With pictures omitted, restate the data word for word.

====== DATASET RECORDS ======

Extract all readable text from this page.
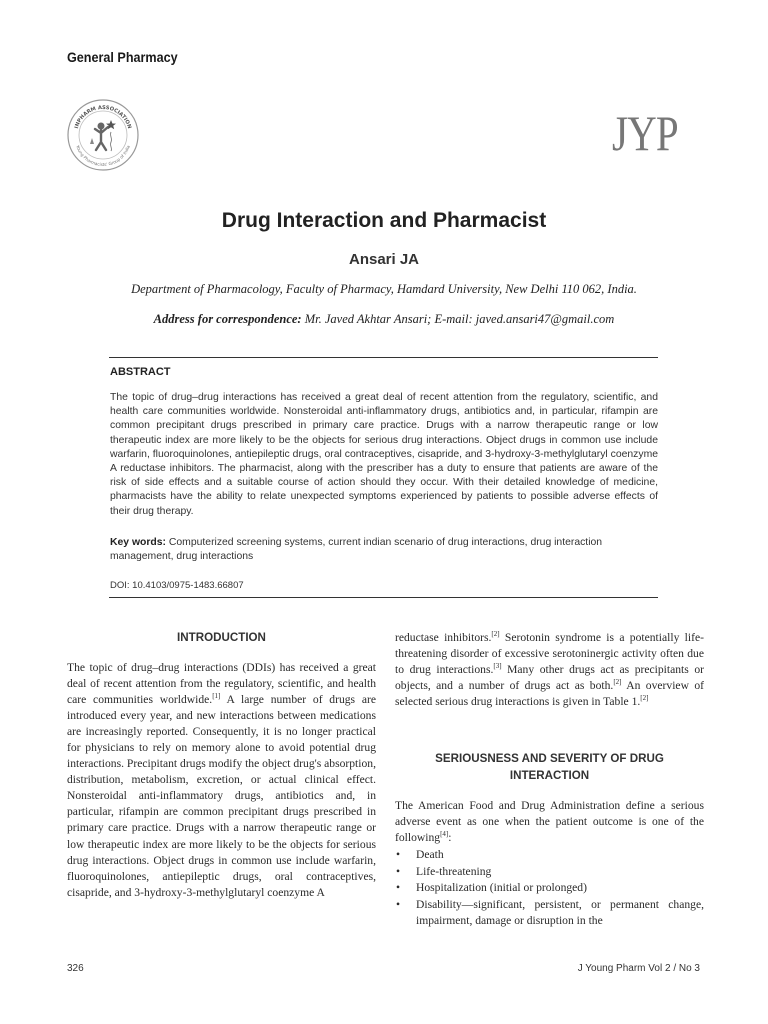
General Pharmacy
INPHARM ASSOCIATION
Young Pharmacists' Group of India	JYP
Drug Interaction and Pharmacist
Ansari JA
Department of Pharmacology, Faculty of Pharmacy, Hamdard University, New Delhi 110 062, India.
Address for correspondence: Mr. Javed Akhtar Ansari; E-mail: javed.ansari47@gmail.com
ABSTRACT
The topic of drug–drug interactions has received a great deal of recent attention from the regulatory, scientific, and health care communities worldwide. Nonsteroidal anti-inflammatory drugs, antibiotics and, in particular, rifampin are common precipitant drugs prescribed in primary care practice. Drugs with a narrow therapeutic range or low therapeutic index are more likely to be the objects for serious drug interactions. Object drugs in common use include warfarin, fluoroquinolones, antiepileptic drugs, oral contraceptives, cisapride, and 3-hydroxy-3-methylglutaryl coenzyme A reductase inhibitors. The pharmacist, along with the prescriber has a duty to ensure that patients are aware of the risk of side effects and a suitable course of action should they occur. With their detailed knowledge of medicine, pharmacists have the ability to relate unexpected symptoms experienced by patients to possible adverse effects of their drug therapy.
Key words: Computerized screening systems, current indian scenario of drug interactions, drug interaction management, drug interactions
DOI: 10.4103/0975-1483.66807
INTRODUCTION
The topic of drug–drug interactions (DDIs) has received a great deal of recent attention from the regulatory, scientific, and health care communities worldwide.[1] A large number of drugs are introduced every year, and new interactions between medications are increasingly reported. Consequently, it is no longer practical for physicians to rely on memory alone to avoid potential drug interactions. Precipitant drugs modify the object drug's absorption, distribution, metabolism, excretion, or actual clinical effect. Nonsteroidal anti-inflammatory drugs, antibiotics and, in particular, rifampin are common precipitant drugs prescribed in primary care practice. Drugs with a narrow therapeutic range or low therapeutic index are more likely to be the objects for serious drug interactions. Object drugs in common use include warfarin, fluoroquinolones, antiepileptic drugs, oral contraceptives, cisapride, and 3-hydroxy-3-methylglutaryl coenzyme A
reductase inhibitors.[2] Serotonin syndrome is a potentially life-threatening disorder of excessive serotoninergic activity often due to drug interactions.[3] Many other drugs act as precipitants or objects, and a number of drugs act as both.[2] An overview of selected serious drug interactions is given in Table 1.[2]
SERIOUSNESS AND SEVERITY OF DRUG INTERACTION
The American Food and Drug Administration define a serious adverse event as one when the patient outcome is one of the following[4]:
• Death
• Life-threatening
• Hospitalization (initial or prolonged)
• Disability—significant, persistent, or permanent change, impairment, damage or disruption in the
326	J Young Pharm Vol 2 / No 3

======

FINAL ANSWER
Extract all readable text from this page.
General Pharmacy
INPHARM ASSOCIATION
Young Pharmacists' Group of India	JYP
Drug Interaction and Pharmacist
Ansari JA
Department of Pharmacology, Faculty of Pharmacy, Hamdard University, New Delhi 110 062, India.
Address for correspondence: Mr. Javed Akhtar Ansari; E-mail: javed.ansari47@gmail.com
ABSTRACT
The topic of drug–drug interactions has received a great deal of recent attention from the regulatory, scientific, and health care communities worldwide. Nonsteroidal anti-inflammatory drugs, antibiotics and, in particular, rifampin are common precipitant drugs prescribed in primary care practice. Drugs with a narrow therapeutic range or low therapeutic index are more likely to be the objects for serious drug interactions. Object drugs in common use include warfarin, fluoroquinolones, antiepileptic drugs, oral contraceptives, cisapride, and 3-hydroxy-3-methylglutaryl coenzyme A reductase inhibitors. The pharmacist, along with the prescriber has a duty to ensure that patients are aware of the risk of side effects and a suitable course of action should they occur. With their detailed knowledge of medicine, pharmacists have the ability to relate unexpected symptoms experienced by patients to possible adverse effects of their drug therapy.
Key words: Computerized screening systems, current indian scenario of drug interactions, drug interaction management, drug interactions
DOI: 10.4103/0975-1483.66807
INTRODUCTION
The topic of drug–drug interactions (DDIs) has received a great deal of recent attention from the regulatory, scientific, and health care communities worldwide.[1] A large number of drugs are introduced every year, and new interactions between medications are increasingly reported. Consequently, it is no longer practical for physicians to rely on memory alone to avoid potential drug interactions. Precipitant drugs modify the object drug's absorption, distribution, metabolism, excretion, or actual clinical effect. Nonsteroidal anti-inflammatory drugs, antibiotics and, in particular, rifampin are common precipitant drugs prescribed in primary care practice. Drugs with a narrow therapeutic range or low therapeutic index are more likely to be the objects for serious drug interactions. Object drugs in common use include warfarin, fluoroquinolones, antiepileptic drugs, oral contraceptives, cisapride, and 3-hydroxy-3-methylglutaryl coenzyme A
reductase inhibitors.[2] Serotonin syndrome is a potentially life-threatening disorder of excessive serotoninergic activity often due to drug interactions.[3] Many other drugs act as precipitants or objects, and a number of drugs act as both.[2] An overview of selected serious drug interactions is given in Table 1.[2]
SERIOUSNESS AND SEVERITY OF DRUG INTERACTION
The American Food and Drug Administration define a serious adverse event as one when the patient outcome is one of the following[4]:
• Death
• Life-threatening
• Hospitalization (initial or prolonged)
• Disability—significant, persistent, or permanent change, impairment, damage or disruption in the
326	J Young Pharm Vol 2 / No 3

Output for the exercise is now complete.